▸ **WHAT IS NEEDED**
Restate every entry word for word.

▸ **INFORMATION PROVIDED**

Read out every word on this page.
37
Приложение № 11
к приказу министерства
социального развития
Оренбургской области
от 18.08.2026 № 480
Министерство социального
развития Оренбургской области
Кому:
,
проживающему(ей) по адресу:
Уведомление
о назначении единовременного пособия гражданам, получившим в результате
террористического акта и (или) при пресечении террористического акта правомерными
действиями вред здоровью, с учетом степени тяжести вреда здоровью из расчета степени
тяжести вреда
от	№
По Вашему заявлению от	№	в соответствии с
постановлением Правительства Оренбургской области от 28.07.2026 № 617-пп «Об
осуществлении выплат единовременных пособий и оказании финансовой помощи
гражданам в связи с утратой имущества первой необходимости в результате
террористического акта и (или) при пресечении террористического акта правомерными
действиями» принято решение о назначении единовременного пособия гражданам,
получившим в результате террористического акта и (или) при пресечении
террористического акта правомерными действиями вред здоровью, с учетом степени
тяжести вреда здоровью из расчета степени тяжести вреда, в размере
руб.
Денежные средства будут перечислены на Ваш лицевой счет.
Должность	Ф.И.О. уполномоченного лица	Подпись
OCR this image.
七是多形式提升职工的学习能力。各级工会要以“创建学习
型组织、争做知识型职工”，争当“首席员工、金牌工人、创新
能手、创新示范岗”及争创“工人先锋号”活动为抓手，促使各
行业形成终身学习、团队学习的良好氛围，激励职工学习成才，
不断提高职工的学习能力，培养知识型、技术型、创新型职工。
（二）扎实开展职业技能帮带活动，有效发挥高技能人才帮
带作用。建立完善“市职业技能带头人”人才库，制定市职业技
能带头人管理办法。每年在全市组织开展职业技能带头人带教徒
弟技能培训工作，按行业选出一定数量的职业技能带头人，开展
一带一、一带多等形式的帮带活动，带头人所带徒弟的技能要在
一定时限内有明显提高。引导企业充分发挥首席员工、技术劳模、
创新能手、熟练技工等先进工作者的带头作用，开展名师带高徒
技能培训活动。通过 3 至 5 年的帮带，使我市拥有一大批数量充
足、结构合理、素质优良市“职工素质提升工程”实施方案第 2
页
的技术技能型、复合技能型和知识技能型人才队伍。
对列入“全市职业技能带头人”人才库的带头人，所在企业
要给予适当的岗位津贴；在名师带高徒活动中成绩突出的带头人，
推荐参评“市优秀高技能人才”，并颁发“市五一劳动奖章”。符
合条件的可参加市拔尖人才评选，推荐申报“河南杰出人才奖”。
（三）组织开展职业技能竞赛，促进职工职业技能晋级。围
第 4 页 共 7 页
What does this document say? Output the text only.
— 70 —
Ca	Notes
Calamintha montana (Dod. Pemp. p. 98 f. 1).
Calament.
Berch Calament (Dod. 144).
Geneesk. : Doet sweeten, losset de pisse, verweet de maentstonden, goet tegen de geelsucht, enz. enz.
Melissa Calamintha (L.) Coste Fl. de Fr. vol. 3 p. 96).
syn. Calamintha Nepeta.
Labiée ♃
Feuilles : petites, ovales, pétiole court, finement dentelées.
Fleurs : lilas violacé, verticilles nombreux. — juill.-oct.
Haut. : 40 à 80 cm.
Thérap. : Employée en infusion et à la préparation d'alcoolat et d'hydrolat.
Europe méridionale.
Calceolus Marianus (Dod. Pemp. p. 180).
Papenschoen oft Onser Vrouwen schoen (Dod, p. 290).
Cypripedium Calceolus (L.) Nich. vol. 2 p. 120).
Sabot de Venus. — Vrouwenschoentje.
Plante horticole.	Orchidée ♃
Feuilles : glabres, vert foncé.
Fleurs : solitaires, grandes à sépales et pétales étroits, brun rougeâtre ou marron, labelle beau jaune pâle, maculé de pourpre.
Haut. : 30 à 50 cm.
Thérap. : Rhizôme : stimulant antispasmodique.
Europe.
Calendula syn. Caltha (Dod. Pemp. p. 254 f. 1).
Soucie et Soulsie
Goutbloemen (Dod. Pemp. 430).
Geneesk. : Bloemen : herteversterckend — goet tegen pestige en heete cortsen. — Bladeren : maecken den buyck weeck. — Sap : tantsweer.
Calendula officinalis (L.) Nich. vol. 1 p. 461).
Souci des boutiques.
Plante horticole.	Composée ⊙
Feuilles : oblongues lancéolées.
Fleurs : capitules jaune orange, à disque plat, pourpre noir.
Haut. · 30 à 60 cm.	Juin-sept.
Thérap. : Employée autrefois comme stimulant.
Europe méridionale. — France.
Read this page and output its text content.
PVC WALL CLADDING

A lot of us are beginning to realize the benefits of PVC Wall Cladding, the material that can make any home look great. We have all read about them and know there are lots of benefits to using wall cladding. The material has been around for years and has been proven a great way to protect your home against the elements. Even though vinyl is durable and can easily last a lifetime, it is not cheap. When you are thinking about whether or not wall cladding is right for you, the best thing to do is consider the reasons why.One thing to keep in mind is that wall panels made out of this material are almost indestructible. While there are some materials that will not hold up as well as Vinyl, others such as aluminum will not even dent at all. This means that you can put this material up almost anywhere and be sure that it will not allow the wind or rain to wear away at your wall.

▸ **RESULT OF THIS EXERCISE**
Read out every word on this page.
37
Приложение № 11
к приказу министерства
социального развития
Оренбургской области
от 18.08.2026 № 480
Министерство социального
развития Оренбургской области
Кому:
,
проживающему(ей) по адресу:
Уведомление
о назначении единовременного пособия гражданам, получившим в результате
террористического акта и (или) при пресечении террористического акта правомерными
действиями вред здоровью, с учетом степени тяжести вреда здоровью из расчета степени
тяжести вреда
от	№
По Вашему заявлению от	№	в соответствии с
постановлением Правительства Оренбургской области от 28.07.2026 № 617-пп «Об
осуществлении выплат единовременных пособий и оказании финансовой помощи
гражданам в связи с утратой имущества первой необходимости в результате
террористического акта и (или) при пресечении террористического акта правомерными
действиями» принято решение о назначении единовременного пособия гражданам,
получившим в результате террористического акта и (или) при пресечении
террористического акта правомерными действиями вред здоровью, с учетом степени
тяжести вреда здоровью из расчета степени тяжести вреда, в размере
руб.
Денежные средства будут перечислены на Ваш лицевой счет.
Должность	Ф.И.О. уполномоченного лица	Подпись
OCR this image.
七是多形式提升职工的学习能力。各级工会要以“创建学习
型组织、争做知识型职工”，争当“首席员工、金牌工人、创新
能手、创新示范岗”及争创“工人先锋号”活动为抓手，促使各
行业形成终身学习、团队学习的良好氛围，激励职工学习成才，
不断提高职工的学习能力，培养知识型、技术型、创新型职工。
（二）扎实开展职业技能帮带活动，有效发挥高技能人才帮
带作用。建立完善“市职业技能带头人”人才库，制定市职业技
能带头人管理办法。每年在全市组织开展职业技能带头人带教徒
弟技能培训工作，按行业选出一定数量的职业技能带头人，开展
一带一、一带多等形式的帮带活动，带头人所带徒弟的技能要在
一定时限内有明显提高。引导企业充分发挥首席员工、技术劳模、
创新能手、熟练技工等先进工作者的带头作用，开展名师带高徒
技能培训活动。通过 3 至 5 年的帮带，使我市拥有一大批数量充
足、结构合理、素质优良市“职工素质提升工程”实施方案第 2
页
的技术技能型、复合技能型和知识技能型人才队伍。
对列入“全市职业技能带头人”人才库的带头人，所在企业
要给予适当的岗位津贴；在名师带高徒活动中成绩突出的带头人，
推荐参评“市优秀高技能人才”，并颁发“市五一劳动奖章”。符
合条件的可参加市拔尖人才评选，推荐申报“河南杰出人才奖”。
（三）组织开展职业技能竞赛，促进职工职业技能晋级。围
第 4 页 共 7 页
What does this document say? Output the text only.
— 70 —
Ca	Notes
Calamintha montana (Dod. Pemp. p. 98 f. 1).
Calament.
Berch Calament (Dod. 144).
Geneesk. : Doet sweeten, losset de pisse, verweet de maentstonden, goet tegen de geelsucht, enz. enz.
Melissa Calamintha (L.) Coste Fl. de Fr. vol. 3 p. 96).
syn. Calamintha Nepeta.
Labiée ♃
Feuilles : petites, ovales, pétiole court, finement dentelées.
Fleurs : lilas violacé, verticilles nombreux. — juill.-oct.
Haut. : 40 à 80 cm.
Thérap. : Employée en infusion et à la préparation d'alcoolat et d'hydrolat.
Europe méridionale.
Calceolus Marianus (Dod. Pemp. p. 180).
Papenschoen oft Onser Vrouwen schoen (Dod, p. 290).
Cypripedium Calceolus (L.) Nich. vol. 2 p. 120).
Sabot de Venus. — Vrouwenschoentje.
Plante horticole.	Orchidée ♃
Feuilles : glabres, vert foncé.
Fleurs : solitaires, grandes à sépales et pétales étroits, brun rougeâtre ou marron, labelle beau jaune pâle, maculé de pourpre.
Haut. : 30 à 50 cm.
Thérap. : Rhizôme : stimulant antispasmodique.
Europe.
Calendula syn. Caltha (Dod. Pemp. p. 254 f. 1).
Soucie et Soulsie
Goutbloemen (Dod. Pemp. 430).
Geneesk. : Bloemen : herteversterckend — goet tegen pestige en heete cortsen. — Bladeren : maecken den buyck weeck. — Sap : tantsweer.
Calendula officinalis (L.) Nich. vol. 1 p. 461).
Souci des boutiques.
Plante horticole.	Composée ⊙
Feuilles : oblongues lancéolées.
Fleurs : capitules jaune orange, à disque plat, pourpre noir.
Haut. · 30 à 60 cm.	Juin-sept.
Thérap. : Employée autrefois comme stimulant.
Europe méridionale. — France.
Read this page and output its text content.
PVC WALL CLADDING

A lot of us are beginning to realize the benefits of PVC Wall Cladding, the material that can make any home look great. We have all read about them and know there are lots of benefits to using wall cladding. The material has been around for years and has been proven a great way to protect your home against the elements. Even though vinyl is durable and can easily last a lifetime, it is not cheap. When you are thinking about whether or not wall cladding is right for you, the best thing to do is consider the reasons why.One thing to keep in mind is that wall panels made out of this material are almost indestructible. While there are some materials that will not hold up as well as Vinyl, others such as aluminum will not even dent at all. This means that you can put this material up almost anywhere and be sure that it will not allow the wind or rain to wear away at your wall.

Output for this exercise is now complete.